• **Recorded information**
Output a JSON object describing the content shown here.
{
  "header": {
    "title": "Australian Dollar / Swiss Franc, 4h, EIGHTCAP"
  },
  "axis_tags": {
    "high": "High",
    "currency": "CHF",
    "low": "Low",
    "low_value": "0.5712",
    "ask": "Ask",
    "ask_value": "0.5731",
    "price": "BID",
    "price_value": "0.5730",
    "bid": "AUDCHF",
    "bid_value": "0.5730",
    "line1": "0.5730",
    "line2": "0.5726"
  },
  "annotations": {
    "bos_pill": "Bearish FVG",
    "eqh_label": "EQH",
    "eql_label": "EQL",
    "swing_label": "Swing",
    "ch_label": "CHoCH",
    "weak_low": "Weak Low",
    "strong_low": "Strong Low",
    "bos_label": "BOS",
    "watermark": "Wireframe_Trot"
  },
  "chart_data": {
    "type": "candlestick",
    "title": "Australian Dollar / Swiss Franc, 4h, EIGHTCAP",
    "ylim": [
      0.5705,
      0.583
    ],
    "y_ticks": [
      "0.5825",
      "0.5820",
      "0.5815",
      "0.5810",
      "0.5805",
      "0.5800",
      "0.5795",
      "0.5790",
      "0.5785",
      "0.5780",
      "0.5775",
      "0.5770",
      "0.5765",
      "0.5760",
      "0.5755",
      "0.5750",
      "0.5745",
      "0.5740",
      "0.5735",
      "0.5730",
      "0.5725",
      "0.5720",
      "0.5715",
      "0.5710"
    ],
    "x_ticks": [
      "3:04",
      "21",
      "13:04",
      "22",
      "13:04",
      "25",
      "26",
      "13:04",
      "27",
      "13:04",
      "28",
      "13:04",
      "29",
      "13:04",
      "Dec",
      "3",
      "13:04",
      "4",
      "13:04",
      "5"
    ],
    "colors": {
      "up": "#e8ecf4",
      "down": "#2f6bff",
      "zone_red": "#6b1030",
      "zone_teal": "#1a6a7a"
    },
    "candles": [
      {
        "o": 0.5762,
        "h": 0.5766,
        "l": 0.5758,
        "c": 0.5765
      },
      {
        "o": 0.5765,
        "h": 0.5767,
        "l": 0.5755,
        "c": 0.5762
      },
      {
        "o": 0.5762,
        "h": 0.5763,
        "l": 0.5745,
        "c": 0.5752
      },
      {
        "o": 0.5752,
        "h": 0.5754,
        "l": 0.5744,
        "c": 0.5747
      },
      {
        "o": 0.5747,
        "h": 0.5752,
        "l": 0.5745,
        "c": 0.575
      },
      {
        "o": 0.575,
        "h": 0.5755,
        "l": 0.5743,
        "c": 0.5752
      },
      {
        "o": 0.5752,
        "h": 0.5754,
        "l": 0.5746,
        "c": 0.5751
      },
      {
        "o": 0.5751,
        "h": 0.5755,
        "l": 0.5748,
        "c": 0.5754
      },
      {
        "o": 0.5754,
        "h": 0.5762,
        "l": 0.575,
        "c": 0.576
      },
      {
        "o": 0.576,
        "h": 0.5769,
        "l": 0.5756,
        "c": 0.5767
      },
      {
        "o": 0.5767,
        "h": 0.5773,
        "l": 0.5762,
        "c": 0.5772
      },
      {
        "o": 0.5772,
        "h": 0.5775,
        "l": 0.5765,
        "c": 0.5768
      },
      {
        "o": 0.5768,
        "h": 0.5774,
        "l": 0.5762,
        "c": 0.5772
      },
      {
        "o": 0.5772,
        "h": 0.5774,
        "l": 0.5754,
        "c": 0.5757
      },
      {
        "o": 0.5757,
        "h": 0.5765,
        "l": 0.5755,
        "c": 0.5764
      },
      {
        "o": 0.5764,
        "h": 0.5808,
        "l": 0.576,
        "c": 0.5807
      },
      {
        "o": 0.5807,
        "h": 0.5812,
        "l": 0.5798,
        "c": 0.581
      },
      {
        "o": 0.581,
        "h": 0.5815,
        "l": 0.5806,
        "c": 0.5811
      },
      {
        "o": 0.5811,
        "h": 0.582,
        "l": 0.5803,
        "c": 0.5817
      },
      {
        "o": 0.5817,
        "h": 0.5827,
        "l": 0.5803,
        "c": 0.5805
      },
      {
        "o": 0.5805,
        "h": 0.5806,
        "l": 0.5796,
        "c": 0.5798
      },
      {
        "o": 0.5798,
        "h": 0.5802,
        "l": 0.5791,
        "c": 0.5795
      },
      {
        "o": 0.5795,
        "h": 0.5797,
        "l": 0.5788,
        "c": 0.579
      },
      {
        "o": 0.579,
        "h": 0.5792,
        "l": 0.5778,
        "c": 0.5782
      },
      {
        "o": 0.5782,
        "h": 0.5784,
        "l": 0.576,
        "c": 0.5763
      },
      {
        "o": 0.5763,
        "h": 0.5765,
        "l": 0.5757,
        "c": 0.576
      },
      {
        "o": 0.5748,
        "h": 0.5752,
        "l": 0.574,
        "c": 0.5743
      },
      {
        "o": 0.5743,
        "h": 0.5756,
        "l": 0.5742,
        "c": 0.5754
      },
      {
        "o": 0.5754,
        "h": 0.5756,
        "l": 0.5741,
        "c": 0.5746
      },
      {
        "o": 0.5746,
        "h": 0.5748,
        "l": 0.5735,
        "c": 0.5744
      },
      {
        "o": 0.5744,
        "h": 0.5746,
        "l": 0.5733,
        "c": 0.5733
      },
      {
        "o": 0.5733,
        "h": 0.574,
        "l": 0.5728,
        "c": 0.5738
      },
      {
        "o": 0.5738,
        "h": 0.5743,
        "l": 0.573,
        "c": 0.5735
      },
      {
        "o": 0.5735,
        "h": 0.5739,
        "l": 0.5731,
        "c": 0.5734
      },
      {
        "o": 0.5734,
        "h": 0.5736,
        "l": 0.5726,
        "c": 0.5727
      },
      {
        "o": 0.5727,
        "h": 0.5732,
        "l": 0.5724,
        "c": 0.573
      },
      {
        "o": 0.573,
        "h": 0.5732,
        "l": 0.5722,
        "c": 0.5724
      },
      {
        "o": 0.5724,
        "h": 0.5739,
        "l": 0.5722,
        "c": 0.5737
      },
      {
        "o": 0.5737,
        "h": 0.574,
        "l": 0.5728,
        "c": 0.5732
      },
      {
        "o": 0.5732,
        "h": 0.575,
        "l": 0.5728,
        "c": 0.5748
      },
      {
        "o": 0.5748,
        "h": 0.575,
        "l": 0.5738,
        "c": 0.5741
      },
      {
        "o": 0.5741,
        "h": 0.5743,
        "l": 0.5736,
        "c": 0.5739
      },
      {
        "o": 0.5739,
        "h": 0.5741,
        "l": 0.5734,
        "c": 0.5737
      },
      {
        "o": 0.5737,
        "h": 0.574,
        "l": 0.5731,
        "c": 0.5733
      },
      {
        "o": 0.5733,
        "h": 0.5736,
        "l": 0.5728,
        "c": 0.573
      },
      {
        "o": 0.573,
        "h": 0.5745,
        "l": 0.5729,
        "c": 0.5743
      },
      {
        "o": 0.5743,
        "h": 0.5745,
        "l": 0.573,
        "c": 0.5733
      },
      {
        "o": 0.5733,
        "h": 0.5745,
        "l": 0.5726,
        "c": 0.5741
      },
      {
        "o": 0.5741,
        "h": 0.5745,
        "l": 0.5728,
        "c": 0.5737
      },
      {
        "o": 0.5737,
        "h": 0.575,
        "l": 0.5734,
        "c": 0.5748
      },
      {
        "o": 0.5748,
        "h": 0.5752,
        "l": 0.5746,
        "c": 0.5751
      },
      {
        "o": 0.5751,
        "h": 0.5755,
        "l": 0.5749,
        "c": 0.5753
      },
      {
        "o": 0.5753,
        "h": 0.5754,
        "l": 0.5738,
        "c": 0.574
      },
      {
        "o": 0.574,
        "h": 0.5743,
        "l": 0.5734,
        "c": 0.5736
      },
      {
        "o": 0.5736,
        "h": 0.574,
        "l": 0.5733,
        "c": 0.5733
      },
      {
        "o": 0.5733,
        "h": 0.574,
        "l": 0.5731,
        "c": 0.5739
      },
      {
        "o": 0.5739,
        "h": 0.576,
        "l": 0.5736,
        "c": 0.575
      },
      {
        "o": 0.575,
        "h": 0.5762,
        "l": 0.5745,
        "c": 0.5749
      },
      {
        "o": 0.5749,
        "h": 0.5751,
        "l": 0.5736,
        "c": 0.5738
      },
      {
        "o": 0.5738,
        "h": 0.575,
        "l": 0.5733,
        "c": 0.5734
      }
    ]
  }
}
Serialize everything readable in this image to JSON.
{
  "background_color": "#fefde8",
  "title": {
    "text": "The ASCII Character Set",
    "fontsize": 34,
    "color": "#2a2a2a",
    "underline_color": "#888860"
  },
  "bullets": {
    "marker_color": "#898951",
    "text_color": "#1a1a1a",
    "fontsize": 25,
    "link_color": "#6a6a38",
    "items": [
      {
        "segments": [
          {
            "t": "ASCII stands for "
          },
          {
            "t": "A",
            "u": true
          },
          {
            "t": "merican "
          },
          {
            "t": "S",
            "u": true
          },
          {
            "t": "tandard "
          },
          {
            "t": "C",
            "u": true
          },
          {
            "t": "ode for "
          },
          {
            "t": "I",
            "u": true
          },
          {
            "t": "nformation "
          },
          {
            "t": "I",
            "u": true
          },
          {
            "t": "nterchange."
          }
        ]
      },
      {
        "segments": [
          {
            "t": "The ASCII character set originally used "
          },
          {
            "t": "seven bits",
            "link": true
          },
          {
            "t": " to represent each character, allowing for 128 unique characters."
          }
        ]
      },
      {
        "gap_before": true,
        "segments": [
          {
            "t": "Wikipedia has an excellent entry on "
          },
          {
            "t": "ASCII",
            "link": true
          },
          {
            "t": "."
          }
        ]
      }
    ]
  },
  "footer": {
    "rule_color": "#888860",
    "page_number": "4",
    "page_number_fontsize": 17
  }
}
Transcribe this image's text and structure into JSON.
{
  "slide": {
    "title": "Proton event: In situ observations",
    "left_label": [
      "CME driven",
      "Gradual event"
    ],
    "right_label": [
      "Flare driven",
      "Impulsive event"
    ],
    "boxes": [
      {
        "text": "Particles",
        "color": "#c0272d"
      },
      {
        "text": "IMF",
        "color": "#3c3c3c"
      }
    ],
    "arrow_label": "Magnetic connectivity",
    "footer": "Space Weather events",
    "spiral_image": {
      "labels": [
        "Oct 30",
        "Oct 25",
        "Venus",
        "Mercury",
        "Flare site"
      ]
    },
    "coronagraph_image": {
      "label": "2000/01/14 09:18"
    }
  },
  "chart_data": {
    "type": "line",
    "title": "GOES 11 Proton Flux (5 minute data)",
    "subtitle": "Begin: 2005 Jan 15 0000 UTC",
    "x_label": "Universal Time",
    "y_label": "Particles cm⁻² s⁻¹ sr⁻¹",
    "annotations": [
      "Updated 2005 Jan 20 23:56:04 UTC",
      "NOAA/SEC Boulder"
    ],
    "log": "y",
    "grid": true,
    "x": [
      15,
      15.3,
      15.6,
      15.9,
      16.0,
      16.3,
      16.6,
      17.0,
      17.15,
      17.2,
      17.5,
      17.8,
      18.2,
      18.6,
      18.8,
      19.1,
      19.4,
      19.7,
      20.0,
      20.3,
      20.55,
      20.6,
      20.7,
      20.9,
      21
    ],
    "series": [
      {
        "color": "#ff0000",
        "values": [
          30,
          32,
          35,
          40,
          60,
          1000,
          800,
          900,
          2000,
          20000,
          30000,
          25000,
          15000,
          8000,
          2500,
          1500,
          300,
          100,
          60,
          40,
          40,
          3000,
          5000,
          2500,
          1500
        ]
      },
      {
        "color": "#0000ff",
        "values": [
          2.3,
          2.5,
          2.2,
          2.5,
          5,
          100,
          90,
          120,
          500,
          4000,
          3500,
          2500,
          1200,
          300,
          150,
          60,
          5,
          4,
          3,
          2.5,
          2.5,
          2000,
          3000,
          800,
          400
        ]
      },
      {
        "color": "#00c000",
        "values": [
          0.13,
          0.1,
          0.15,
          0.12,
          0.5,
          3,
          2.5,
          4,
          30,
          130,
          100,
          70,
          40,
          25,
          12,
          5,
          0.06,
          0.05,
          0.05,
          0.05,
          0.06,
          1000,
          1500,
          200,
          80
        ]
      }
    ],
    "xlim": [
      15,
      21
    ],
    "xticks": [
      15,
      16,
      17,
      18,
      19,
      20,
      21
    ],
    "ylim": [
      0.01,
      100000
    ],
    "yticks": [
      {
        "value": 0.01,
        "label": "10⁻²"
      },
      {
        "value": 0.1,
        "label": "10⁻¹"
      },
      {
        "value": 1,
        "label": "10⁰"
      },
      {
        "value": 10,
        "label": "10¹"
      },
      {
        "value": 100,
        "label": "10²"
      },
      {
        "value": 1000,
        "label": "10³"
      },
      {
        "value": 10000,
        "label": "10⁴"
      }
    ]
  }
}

• **What is being asked**
Above is a listing; report how many of its lines include the word "Swiss", giving the number only.

• **Full output**
2